What the exercise asks:
Copy every line from the data below in which the string "xlabel" can be found.

Records to process:
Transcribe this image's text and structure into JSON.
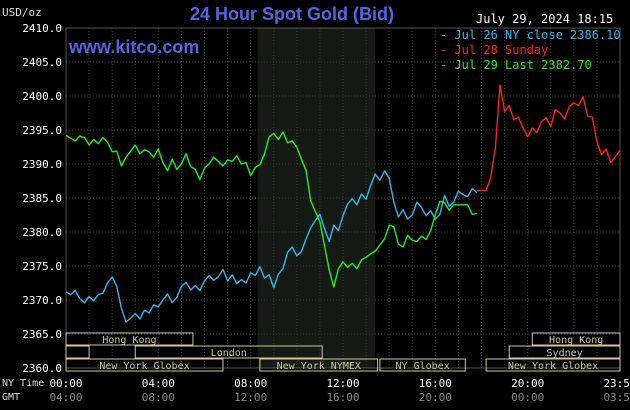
{
  "header": {
    "unit": "USD/oz",
    "title": "24 Hour Spot Gold (Bid)",
    "website": "www.kitco.com",
    "date": "July 29, 2024 18:15"
  },
  "legend": [
    {
      "label": "- Jul 26 NY close 2386.10",
      "color": "#2bb8ef"
    },
    {
      "label": "- Jul 28 Sunday",
      "color": "#ff2020"
    },
    {
      "label": "- Jul 29 Last 2382.70",
      "color": "#22ee22"
    }
  ],
  "colors": {
    "grid": "#3a3a3a",
    "session_highlight": "#151a15",
    "axis_text": "#ffffff",
    "gmt_text": "#8a8a8a",
    "session_box": "#cfc89a"
  },
  "footer": {
    "ny_label": "NY Time",
    "gmt_label": "GMT"
  },
  "chart_data": {
    "type": "line",
    "title": "24 Hour Spot Gold (Bid)",
    "ylabel": "USD/oz",
    "ylim": [
      2360.0,
      2410.0
    ],
    "yticks": [
      "2410.0",
      "2405.0",
      "2400.0",
      "2395.0",
      "2390.0",
      "2385.0",
      "2380.0",
      "2375.0",
      "2370.0",
      "2365.0",
      "2360.0"
    ],
    "xlim": [
      0,
      24
    ],
    "xticks_ny": [
      "00:00",
      "04:00",
      "08:00",
      "12:00",
      "16:00",
      "20:00",
      "23:59"
    ],
    "xticks_gmt": [
      "04:00",
      "08:00",
      "12:00",
      "16:00",
      "20:00",
      "00:00",
      "03:59"
    ],
    "highlight_hours": [
      8.3,
      13.4
    ],
    "sessions": [
      {
        "name": "Hong Kong",
        "start": 0,
        "end": 5.5
      },
      {
        "name": "Hong Kong",
        "start": 20.2,
        "end": 24
      },
      {
        "name": "London",
        "start": 0,
        "end": 1,
        "row": 1
      },
      {
        "name": "London",
        "start": 3,
        "end": 11.1
      },
      {
        "name": "Sydney",
        "start": 19.2,
        "end": 24
      },
      {
        "name": "New York Globex",
        "start": 0,
        "end": 6.8
      },
      {
        "name": "New York NYMEX",
        "start": 8.4,
        "end": 13.5
      },
      {
        "name": "NY Globex",
        "start": 13.6,
        "end": 17.3
      },
      {
        "name": "New York Globex",
        "start": 18.2,
        "end": 24
      }
    ],
    "series": [
      {
        "name": "Jul 26 NY close 2386.10",
        "color": "#2bb8ef",
        "x": [
          0.0,
          0.2,
          0.4,
          0.6,
          0.8,
          1.0,
          1.2,
          1.4,
          1.6,
          1.8,
          2.0,
          2.2,
          2.4,
          2.6,
          2.8,
          3.0,
          3.2,
          3.4,
          3.6,
          3.8,
          4.0,
          4.2,
          4.4,
          4.6,
          4.8,
          5.0,
          5.2,
          5.4,
          5.6,
          5.8,
          6.0,
          6.2,
          6.4,
          6.6,
          6.8,
          7.0,
          7.2,
          7.4,
          7.6,
          7.8,
          8.0,
          8.2,
          8.4,
          8.6,
          8.8,
          9.0,
          9.2,
          9.4,
          9.6,
          9.8,
          10.0,
          10.2,
          10.4,
          10.6,
          10.8,
          11.0,
          11.2,
          11.4,
          11.6,
          11.8,
          12.0,
          12.2,
          12.4,
          12.6,
          12.8,
          13.0,
          13.2,
          13.4,
          13.6,
          13.8,
          14.0,
          14.2,
          14.4,
          14.6,
          14.8,
          15.0,
          15.2,
          15.4,
          15.6,
          15.8,
          16.0,
          16.2,
          16.4,
          16.6,
          16.8,
          17.0,
          17.2,
          17.4,
          17.6,
          17.8
        ],
        "values": [
          2371.2,
          2370.8,
          2371.4,
          2370.2,
          2369.6,
          2370.5,
          2369.9,
          2370.8,
          2371.0,
          2372.5,
          2373.4,
          2372.0,
          2368.8,
          2366.8,
          2367.3,
          2368.0,
          2367.2,
          2368.5,
          2368.1,
          2369.3,
          2369.0,
          2370.0,
          2370.9,
          2369.6,
          2370.4,
          2372.0,
          2372.6,
          2371.5,
          2372.1,
          2371.4,
          2372.8,
          2373.6,
          2372.9,
          2373.4,
          2374.5,
          2372.8,
          2373.7,
          2372.4,
          2373.0,
          2372.5,
          2374.0,
          2373.6,
          2374.9,
          2373.2,
          2373.7,
          2371.8,
          2373.8,
          2374.6,
          2377.0,
          2377.8,
          2376.5,
          2377.1,
          2379.0,
          2380.6,
          2381.7,
          2382.6,
          2380.5,
          2378.6,
          2381.0,
          2380.2,
          2382.4,
          2384.1,
          2384.9,
          2384.0,
          2385.6,
          2384.8,
          2386.9,
          2388.5,
          2387.6,
          2389.0,
          2387.9,
          2384.4,
          2382.2,
          2383.3,
          2381.9,
          2382.5,
          2384.4,
          2383.6,
          2382.4,
          2383.1,
          2381.9,
          2382.6,
          2385.4,
          2383.8,
          2384.4,
          2386.0,
          2385.5,
          2385.2,
          2386.4,
          2385.8
        ]
      },
      {
        "name": "Jul 28 Sunday",
        "color": "#ff2020",
        "x": [
          17.8,
          18.0,
          18.2,
          18.4,
          18.6,
          18.8,
          19.0,
          19.2,
          19.4,
          19.6,
          19.8,
          20.0,
          20.2,
          20.4,
          20.6,
          20.8,
          21.0,
          21.2,
          21.4,
          21.6,
          21.8,
          22.0,
          22.2,
          22.4,
          22.6,
          22.8,
          23.0,
          23.2,
          23.4,
          23.6,
          23.8,
          24.0
        ],
        "values": [
          2386.1,
          2386.1,
          2386.1,
          2388.0,
          2392.4,
          2401.6,
          2397.7,
          2398.6,
          2396.5,
          2396.9,
          2395.3,
          2394.0,
          2395.3,
          2394.6,
          2396.2,
          2396.8,
          2395.5,
          2398.0,
          2397.5,
          2396.6,
          2398.4,
          2399.0,
          2398.6,
          2399.9,
          2397.0,
          2396.9,
          2393.3,
          2391.4,
          2392.2,
          2390.2,
          2391.1,
          2392.0
        ]
      },
      {
        "name": "Jul 29 Last 2382.70",
        "color": "#22ee22",
        "x": [
          0.0,
          0.2,
          0.4,
          0.6,
          0.8,
          1.0,
          1.2,
          1.4,
          1.6,
          1.8,
          2.0,
          2.2,
          2.4,
          2.6,
          2.8,
          3.0,
          3.2,
          3.4,
          3.6,
          3.8,
          4.0,
          4.2,
          4.4,
          4.6,
          4.8,
          5.0,
          5.2,
          5.4,
          5.6,
          5.8,
          6.0,
          6.2,
          6.4,
          6.6,
          6.8,
          7.0,
          7.2,
          7.4,
          7.6,
          7.8,
          8.0,
          8.2,
          8.4,
          8.6,
          8.8,
          9.0,
          9.2,
          9.4,
          9.6,
          9.8,
          10.0,
          10.2,
          10.4,
          10.6,
          10.8,
          11.0,
          11.2,
          11.4,
          11.6,
          11.8,
          12.0,
          12.2,
          12.4,
          12.6,
          12.8,
          13.0,
          13.2,
          13.4,
          13.6,
          13.8,
          14.0,
          14.2,
          14.4,
          14.6,
          14.8,
          15.0,
          15.2,
          15.4,
          15.6,
          15.8,
          16.0,
          16.2,
          16.4,
          16.6,
          16.8,
          17.0,
          17.2,
          17.4,
          17.6,
          17.8
        ],
        "values": [
          2394.2,
          2393.8,
          2393.4,
          2394.1,
          2393.9,
          2392.8,
          2393.6,
          2393.0,
          2393.9,
          2393.2,
          2391.8,
          2391.9,
          2389.7,
          2391.0,
          2391.9,
          2392.8,
          2391.5,
          2392.1,
          2391.8,
          2391.0,
          2392.2,
          2390.2,
          2389.0,
          2390.7,
          2389.2,
          2390.0,
          2391.5,
          2389.6,
          2389.2,
          2387.7,
          2389.4,
          2390.0,
          2391.0,
          2390.4,
          2389.7,
          2390.6,
          2390.4,
          2391.2,
          2390.0,
          2390.2,
          2388.3,
          2389.5,
          2389.9,
          2391.5,
          2394.0,
          2394.5,
          2393.6,
          2394.7,
          2393.1,
          2393.4,
          2392.5,
          2390.7,
          2389.0,
          2384.6,
          2383.0,
          2381.5,
          2378.0,
          2374.4,
          2371.9,
          2374.6,
          2375.6,
          2374.8,
          2375.4,
          2374.6,
          2375.9,
          2376.3,
          2376.8,
          2377.2,
          2378.1,
          2379.0,
          2381.0,
          2380.8,
          2378.2,
          2377.8,
          2379.5,
          2378.8,
          2378.6,
          2379.4,
          2378.9,
          2380.2,
          2382.5,
          2384.5,
          2384.3,
          2383.2,
          2384.0,
          2384.0,
          2384.0,
          2384.0,
          2382.6,
          2382.7
        ]
      }
    ]
  }
}
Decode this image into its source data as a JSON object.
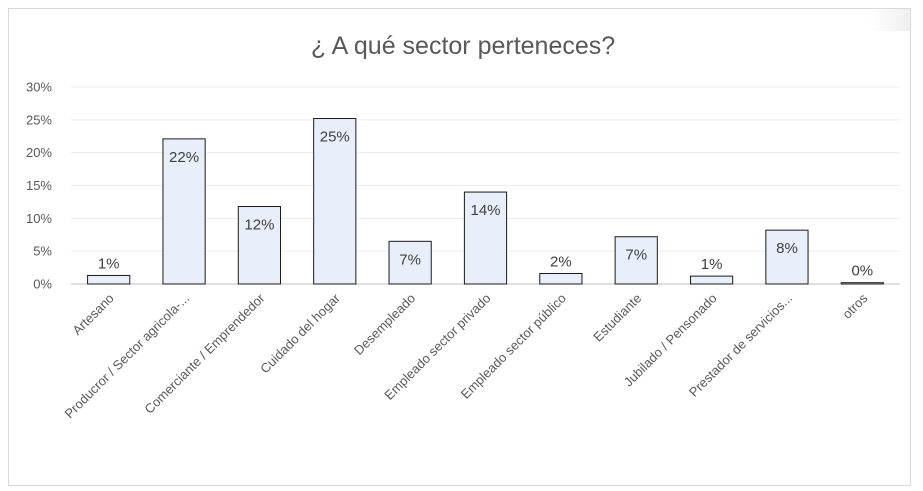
{
  "chart_data": {
    "type": "bar",
    "title": "¿ A qué sector perteneces?",
    "xlabel": "",
    "ylabel": "",
    "ylim": [
      0,
      30
    ],
    "yticks": [
      "0%",
      "5%",
      "10%",
      "15%",
      "20%",
      "25%",
      "30%"
    ],
    "categories": [
      "Artesano",
      "Producror / Sector agricola-...",
      "Comerciante / Emprendedor",
      "Cuidado del hogar",
      "Desempleado",
      "Empleado sector privado",
      "Empleado sector público",
      "Estudiante",
      "Jubilado / Pensonado",
      "Prestador de servicios...",
      "otros"
    ],
    "values": [
      1.3,
      22.1,
      11.8,
      25.2,
      6.5,
      14.0,
      1.6,
      7.2,
      1.2,
      8.2,
      0.2
    ],
    "data_labels": [
      "1%",
      "22%",
      "12%",
      "25%",
      "7%",
      "14%",
      "2%",
      "7%",
      "1%",
      "8%",
      "0%"
    ],
    "grid": true,
    "legend": "none",
    "colors": {
      "bar_fill": "#e9effa",
      "bar_stroke": "#1a1a1a",
      "text": "#595959"
    }
  }
}
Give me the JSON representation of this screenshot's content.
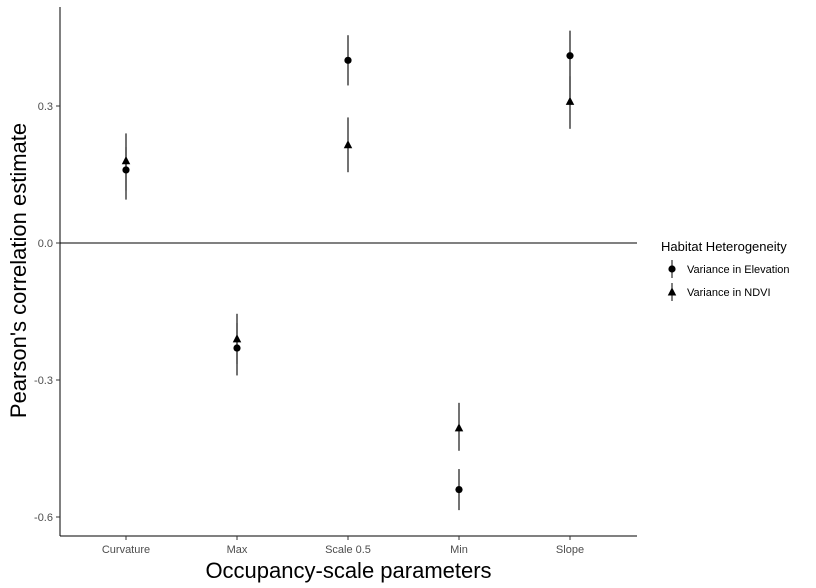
{
  "chart_data": {
    "type": "scatter",
    "xlabel": "Occupancy-scale parameters",
    "ylabel": "Pearson's correlation estimate",
    "categories": [
      "Curvature",
      "Max",
      "Scale 0.5",
      "Min",
      "Slope"
    ],
    "ylim": [
      -0.6,
      0.45
    ],
    "yticks": [
      -0.6,
      -0.3,
      0.0,
      0.3
    ],
    "ytick_labels": [
      "-0.6",
      "-0.3",
      "0.0",
      "0.3"
    ],
    "reference_line_y": 0.0,
    "grid": false,
    "legend": {
      "title": "Habitat Heterogeneity",
      "placement": "right"
    },
    "series": [
      {
        "name": "Variance in Elevation",
        "marker": "circle",
        "values": [
          0.16,
          -0.23,
          0.4,
          -0.54,
          0.41
        ],
        "lower": [
          0.095,
          -0.29,
          0.345,
          -0.585,
          0.315
        ],
        "upper": [
          0.21,
          -0.175,
          0.455,
          -0.495,
          0.465
        ]
      },
      {
        "name": "Variance in NDVI",
        "marker": "triangle",
        "values": [
          0.18,
          -0.21,
          0.215,
          -0.405,
          0.31
        ],
        "lower": [
          0.115,
          -0.265,
          0.155,
          -0.455,
          0.25
        ],
        "upper": [
          0.24,
          -0.155,
          0.275,
          -0.35,
          0.365
        ]
      }
    ]
  }
}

Response:
    "xlabel": "",
    "xlabel": "Occupancy-scale parameters",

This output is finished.